[TASK GOAL] Copy the entries below exactly. Images do not belong in the copy.

[Rows from a dataset]

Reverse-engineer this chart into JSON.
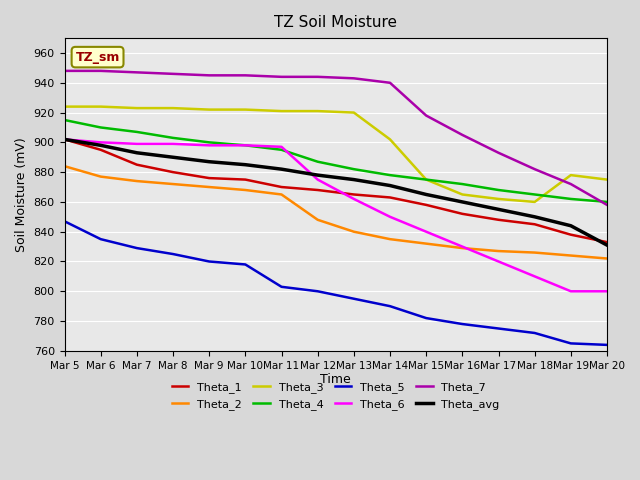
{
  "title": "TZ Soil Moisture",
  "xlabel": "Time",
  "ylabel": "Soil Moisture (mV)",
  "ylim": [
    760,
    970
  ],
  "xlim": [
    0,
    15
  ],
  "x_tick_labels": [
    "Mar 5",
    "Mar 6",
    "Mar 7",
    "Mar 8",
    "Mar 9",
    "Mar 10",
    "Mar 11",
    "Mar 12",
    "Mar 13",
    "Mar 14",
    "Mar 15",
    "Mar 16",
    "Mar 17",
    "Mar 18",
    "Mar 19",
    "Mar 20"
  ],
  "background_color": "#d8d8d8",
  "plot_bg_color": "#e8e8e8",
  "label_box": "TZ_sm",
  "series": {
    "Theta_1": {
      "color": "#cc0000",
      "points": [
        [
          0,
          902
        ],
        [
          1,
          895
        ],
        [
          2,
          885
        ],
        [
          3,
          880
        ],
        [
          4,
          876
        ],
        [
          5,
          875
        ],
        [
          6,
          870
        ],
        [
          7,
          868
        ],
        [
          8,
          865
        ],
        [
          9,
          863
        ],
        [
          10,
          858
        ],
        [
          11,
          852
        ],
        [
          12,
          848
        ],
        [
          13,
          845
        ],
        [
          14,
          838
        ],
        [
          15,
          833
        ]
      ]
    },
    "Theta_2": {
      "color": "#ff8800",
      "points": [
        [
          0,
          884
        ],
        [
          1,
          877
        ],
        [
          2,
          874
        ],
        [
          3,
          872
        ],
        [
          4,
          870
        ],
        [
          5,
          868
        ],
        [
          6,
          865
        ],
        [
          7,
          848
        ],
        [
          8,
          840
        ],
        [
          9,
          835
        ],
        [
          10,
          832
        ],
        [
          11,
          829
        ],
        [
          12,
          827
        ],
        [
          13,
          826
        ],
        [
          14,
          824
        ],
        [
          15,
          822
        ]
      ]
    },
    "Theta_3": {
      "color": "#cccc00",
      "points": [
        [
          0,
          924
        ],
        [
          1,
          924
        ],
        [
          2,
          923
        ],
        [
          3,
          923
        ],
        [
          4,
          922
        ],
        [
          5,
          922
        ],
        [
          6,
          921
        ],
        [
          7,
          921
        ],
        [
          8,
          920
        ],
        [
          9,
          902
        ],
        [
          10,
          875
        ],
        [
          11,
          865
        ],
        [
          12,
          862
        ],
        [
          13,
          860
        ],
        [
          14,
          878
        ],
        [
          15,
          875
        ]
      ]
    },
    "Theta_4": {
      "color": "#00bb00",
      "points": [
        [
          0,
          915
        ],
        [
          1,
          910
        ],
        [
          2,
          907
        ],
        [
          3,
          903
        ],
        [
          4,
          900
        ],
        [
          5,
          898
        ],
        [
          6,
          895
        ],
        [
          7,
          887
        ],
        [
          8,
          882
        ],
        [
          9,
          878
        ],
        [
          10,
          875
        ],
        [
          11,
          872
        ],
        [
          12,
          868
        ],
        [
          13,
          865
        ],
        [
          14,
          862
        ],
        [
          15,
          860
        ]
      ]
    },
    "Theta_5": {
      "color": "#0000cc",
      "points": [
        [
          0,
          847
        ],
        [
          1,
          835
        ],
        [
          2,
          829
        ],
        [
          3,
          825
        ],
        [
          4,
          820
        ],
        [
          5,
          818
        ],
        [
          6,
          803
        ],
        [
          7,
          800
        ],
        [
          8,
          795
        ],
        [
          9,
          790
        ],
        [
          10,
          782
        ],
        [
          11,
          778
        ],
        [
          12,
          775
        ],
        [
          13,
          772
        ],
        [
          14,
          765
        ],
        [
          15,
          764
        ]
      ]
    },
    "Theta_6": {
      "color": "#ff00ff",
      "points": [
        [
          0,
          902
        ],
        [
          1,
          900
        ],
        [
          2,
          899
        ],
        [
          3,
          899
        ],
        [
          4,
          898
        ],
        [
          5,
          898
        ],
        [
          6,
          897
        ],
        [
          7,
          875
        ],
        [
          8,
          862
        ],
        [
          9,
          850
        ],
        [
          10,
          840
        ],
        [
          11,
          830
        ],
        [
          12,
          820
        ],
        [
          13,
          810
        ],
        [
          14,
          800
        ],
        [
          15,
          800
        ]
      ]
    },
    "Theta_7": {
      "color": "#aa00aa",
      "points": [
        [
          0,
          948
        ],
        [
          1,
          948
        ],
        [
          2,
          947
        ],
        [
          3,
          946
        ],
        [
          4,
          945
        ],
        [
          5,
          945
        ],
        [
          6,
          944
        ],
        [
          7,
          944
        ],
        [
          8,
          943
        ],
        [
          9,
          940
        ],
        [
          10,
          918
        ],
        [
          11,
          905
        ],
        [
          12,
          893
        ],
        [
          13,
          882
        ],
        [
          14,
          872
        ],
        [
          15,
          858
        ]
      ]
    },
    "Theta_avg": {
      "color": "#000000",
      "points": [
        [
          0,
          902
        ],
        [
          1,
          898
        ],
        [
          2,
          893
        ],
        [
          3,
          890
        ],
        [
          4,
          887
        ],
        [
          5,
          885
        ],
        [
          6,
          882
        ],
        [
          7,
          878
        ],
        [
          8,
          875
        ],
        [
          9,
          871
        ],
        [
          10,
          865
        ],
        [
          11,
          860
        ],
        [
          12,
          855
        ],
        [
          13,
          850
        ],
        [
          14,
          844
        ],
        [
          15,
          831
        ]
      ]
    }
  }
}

[EXPECTED ANSWER]
Reverse-engineer this chart into JSON.
{
  "title": "TZ Soil Moisture",
  "xlabel": "Time",
  "ylabel": "Soil Moisture (mV)",
  "ylim": [
    760,
    970
  ],
  "xlim": [
    0,
    15
  ],
  "x_tick_labels": [
    "Mar 5",
    "Mar 6",
    "Mar 7",
    "Mar 8",
    "Mar 9",
    "Mar 10",
    "Mar 11",
    "Mar 12",
    "Mar 13",
    "Mar 14",
    "Mar 15",
    "Mar 16",
    "Mar 17",
    "Mar 18",
    "Mar 19",
    "Mar 20"
  ],
  "background_color": "#d8d8d8",
  "plot_bg_color": "#e8e8e8",
  "label_box": "TZ_sm",
  "series": {
    "Theta_1": {
      "color": "#cc0000",
      "points": [
        [
          0,
          902
        ],
        [
          1,
          895
        ],
        [
          2,
          885
        ],
        [
          3,
          880
        ],
        [
          4,
          876
        ],
        [
          5,
          875
        ],
        [
          6,
          870
        ],
        [
          7,
          868
        ],
        [
          8,
          865
        ],
        [
          9,
          863
        ],
        [
          10,
          858
        ],
        [
          11,
          852
        ],
        [
          12,
          848
        ],
        [
          13,
          845
        ],
        [
          14,
          838
        ],
        [
          15,
          833
        ]
      ]
    },
    "Theta_2": {
      "color": "#ff8800",
      "points": [
        [
          0,
          884
        ],
        [
          1,
          877
        ],
        [
          2,
          874
        ],
        [
          3,
          872
        ],
        [
          4,
          870
        ],
        [
          5,
          868
        ],
        [
          6,
          865
        ],
        [
          7,
          848
        ],
        [
          8,
          840
        ],
        [
          9,
          835
        ],
        [
          10,
          832
        ],
        [
          11,
          829
        ],
        [
          12,
          827
        ],
        [
          13,
          826
        ],
        [
          14,
          824
        ],
        [
          15,
          822
        ]
      ]
    },
    "Theta_3": {
      "color": "#cccc00",
      "points": [
        [
          0,
          924
        ],
        [
          1,
          924
        ],
        [
          2,
          923
        ],
        [
          3,
          923
        ],
        [
          4,
          922
        ],
        [
          5,
          922
        ],
        [
          6,
          921
        ],
        [
          7,
          921
        ],
        [
          8,
          920
        ],
        [
          9,
          902
        ],
        [
          10,
          875
        ],
        [
          11,
          865
        ],
        [
          12,
          862
        ],
        [
          13,
          860
        ],
        [
          14,
          878
        ],
        [
          15,
          875
        ]
      ]
    },
    "Theta_4": {
      "color": "#00bb00",
      "points": [
        [
          0,
          915
        ],
        [
          1,
          910
        ],
        [
          2,
          907
        ],
        [
          3,
          903
        ],
        [
          4,
          900
        ],
        [
          5,
          898
        ],
        [
          6,
          895
        ],
        [
          7,
          887
        ],
        [
          8,
          882
        ],
        [
          9,
          878
        ],
        [
          10,
          875
        ],
        [
          11,
          872
        ],
        [
          12,
          868
        ],
        [
          13,
          865
        ],
        [
          14,
          862
        ],
        [
          15,
          860
        ]
      ]
    },
    "Theta_5": {
      "color": "#0000cc",
      "points": [
        [
          0,
          847
        ],
        [
          1,
          835
        ],
        [
          2,
          829
        ],
        [
          3,
          825
        ],
        [
          4,
          820
        ],
        [
          5,
          818
        ],
        [
          6,
          803
        ],
        [
          7,
          800
        ],
        [
          8,
          795
        ],
        [
          9,
          790
        ],
        [
          10,
          782
        ],
        [
          11,
          778
        ],
        [
          12,
          775
        ],
        [
          13,
          772
        ],
        [
          14,
          765
        ],
        [
          15,
          764
        ]
      ]
    },
    "Theta_6": {
      "color": "#ff00ff",
      "points": [
        [
          0,
          902
        ],
        [
          1,
          900
        ],
        [
          2,
          899
        ],
        [
          3,
          899
        ],
        [
          4,
          898
        ],
        [
          5,
          898
        ],
        [
          6,
          897
        ],
        [
          7,
          875
        ],
        [
          8,
          862
        ],
        [
          9,
          850
        ],
        [
          10,
          840
        ],
        [
          11,
          830
        ],
        [
          12,
          820
        ],
        [
          13,
          810
        ],
        [
          14,
          800
        ],
        [
          15,
          800
        ]
      ]
    },
    "Theta_7": {
      "color": "#aa00aa",
      "points": [
        [
          0,
          948
        ],
        [
          1,
          948
        ],
        [
          2,
          947
        ],
        [
          3,
          946
        ],
        [
          4,
          945
        ],
        [
          5,
          945
        ],
        [
          6,
          944
        ],
        [
          7,
          944
        ],
        [
          8,
          943
        ],
        [
          9,
          940
        ],
        [
          10,
          918
        ],
        [
          11,
          905
        ],
        [
          12,
          893
        ],
        [
          13,
          882
        ],
        [
          14,
          872
        ],
        [
          15,
          858
        ]
      ]
    },
    "Theta_avg": {
      "color": "#000000",
      "points": [
        [
          0,
          902
        ],
        [
          1,
          898
        ],
        [
          2,
          893
        ],
        [
          3,
          890
        ],
        [
          4,
          887
        ],
        [
          5,
          885
        ],
        [
          6,
          882
        ],
        [
          7,
          878
        ],
        [
          8,
          875
        ],
        [
          9,
          871
        ],
        [
          10,
          865
        ],
        [
          11,
          860
        ],
        [
          12,
          855
        ],
        [
          13,
          850
        ],
        [
          14,
          844
        ],
        [
          15,
          831
        ]
      ]
    }
  }
}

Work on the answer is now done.